Remember remember the fifth of November. Gunpowder, treason and plot. I see no reason why gunpowder treason should ever be forgot.
Last Sunday night was of course Bonfire Night. For one night a year, the increasingly darker night skies light up in an array of spark and wonder. But the night is not a fun occasion for everyone. Violence, anxiety, and injury are common occurrences, and calls for increased regulation are repeated in the aftermath every year.
In light of the violence witnessed this year, my colleague Kaitlin has already discussed the social implications for young men for our column published in The National this week, but I’d like to reflect on the use of fireworks in communities themselves, is it about time to reassess how we celebrate Bonfire Night?
In the first Bonfire Night since the Scottish Government introduced the Fireworks and Pyrotechnic Articles (Scotland) Act, I thought I would take this week to reflect on some of Sunday night’s proceedings, and ask what place should such an historic event have in our communities going forward?
We all know the origin story: a celebration ordered into law by Protestant King James to mark the foiled assassination attempt by Catholic activists in 1605. Since then, the proceedings have evolved from compulsory bonfires to just another winter staple, another way to pass a dark night between Halloween and Christmas.
There are very few celebrations in the world whose origins aren’t mired in controversy, and Bonfire Night is now happily enjoyed in most communities, marked in one way or another with a complete absence of religious connotations.
Celebrations were severely scaled back in the years during Covid, and now, much like a lot of aspects of our lives we dearly missed during that time, they are back, bigger and better than ever, people desperate to cling onto traditions which remind them of how pretty life can be sometimes.
But of course, like most celebrations, Bonfire Night just isn’t for everyone.
In recent years more attention had been drawn to the impact the noise of fireworks has on our beloved pets. We’ve all seen the videos and read the stories of animals in distress. But of course, they are not the only ones.
I’ve always had a little trouble with my nerves. I was often the butt of the joke in my retail and service jobs, colleagues jumping out to frighten me for laughs, and of course it was indeed funny, I’m fairly thick skinned and can take a joke. But sudden, loud noises are still my Achilles heel, so you can imagine that the lead up to Bonfire Night every year simply fills me with dread. Hours of sudden, loud noises from neighbours who have been purchasing fireworks at the local supermarket from the day the designated kiosk opened, just practice runs for the big night.
On Sunday night itself I found myself stuck in nose to tail traffic on my way home from dinner with my parents. A free, local display which attracts hundreds, if not thousands, of spectators every year brought the entire town to a standstill, and a journey which normally takes less than fifteen minutes took almost fifty. The main source of disruption was controlled entry to the event venue, with police diverting traffic and closing normally busy lanes on the road to accommodate event goers, leaving local residents to contend with the increased flow in and out of town.
So here we already have two problems: the private use of fireworks causing nuisance, and the poor planning and infrastructure of the large, organised displays we’re actively encouraged to attend instead. There are no good options out there that offer a compromise on how to celebrate Bonfire Night both safely for those who wish to participate, and peacefully for those who don’t.

[Stored items from a collection]
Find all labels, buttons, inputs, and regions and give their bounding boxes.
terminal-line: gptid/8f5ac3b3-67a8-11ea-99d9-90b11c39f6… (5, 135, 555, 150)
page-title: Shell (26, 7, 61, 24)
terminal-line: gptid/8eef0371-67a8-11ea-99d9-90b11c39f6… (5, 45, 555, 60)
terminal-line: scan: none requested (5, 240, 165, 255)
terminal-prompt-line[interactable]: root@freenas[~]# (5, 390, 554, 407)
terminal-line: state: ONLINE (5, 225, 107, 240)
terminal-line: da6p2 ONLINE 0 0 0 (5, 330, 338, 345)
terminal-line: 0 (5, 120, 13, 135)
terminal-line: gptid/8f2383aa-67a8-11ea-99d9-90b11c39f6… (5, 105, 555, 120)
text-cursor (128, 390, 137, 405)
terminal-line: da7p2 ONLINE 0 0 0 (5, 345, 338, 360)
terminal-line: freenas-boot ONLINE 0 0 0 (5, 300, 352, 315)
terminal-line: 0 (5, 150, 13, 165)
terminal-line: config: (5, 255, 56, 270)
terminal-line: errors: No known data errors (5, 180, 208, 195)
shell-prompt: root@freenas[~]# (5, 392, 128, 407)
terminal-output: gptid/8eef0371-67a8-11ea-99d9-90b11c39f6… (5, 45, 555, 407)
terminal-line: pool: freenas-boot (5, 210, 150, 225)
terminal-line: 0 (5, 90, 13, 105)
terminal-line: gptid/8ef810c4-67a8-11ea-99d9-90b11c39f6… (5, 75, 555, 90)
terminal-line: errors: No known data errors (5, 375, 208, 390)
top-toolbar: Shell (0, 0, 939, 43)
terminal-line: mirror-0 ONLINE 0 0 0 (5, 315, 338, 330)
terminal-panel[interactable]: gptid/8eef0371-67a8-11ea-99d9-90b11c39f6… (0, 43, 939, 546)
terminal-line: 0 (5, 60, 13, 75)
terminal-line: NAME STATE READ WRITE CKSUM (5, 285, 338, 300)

» **PROBLEMS AND TASKS**
[1] Answer these questions from the column on Bonfire Night.
(a) In what year did the foiled assassination attempt take place?
(b) What act had the Scottish Government introduced before this Bonfire Night?
(c) How long did the writer's journey home take on Sunday night?
[2] Reproduce word for word the passage of the column on Bonfire Night that begins at the words "In the first" and stops after "of religious connotations.".

» **ANSWERS GIVEN**
[1]
(a) 1605
(b) The Fireworks and Pyrotechnic Articles (Scotland) Act
(c) Almost fifty minutes

[2]
In the first Bonfire Night since the Scottish Government introduced the Fireworks and Pyrotechnic Articles (Scotland) Act, I thought I would take this week to reflect on some of Sunday night’s proceedings, and ask what place should such an historic event have in our communities going forward?
We all know the origin story: a celebration ordered into law by Protestant King James to mark the foiled assassination attempt by Catholic activists in 1605. Since then, the proceedings have evolved from compulsory bonfires to just another winter staple, another way to pass a dark night between Halloween and Christmas.
There are very few celebrations in the world whose origins aren’t mired in controversy, and Bonfire Night is now happily enjoyed in most communities, marked in one way or another with a complete absence of religious connotations.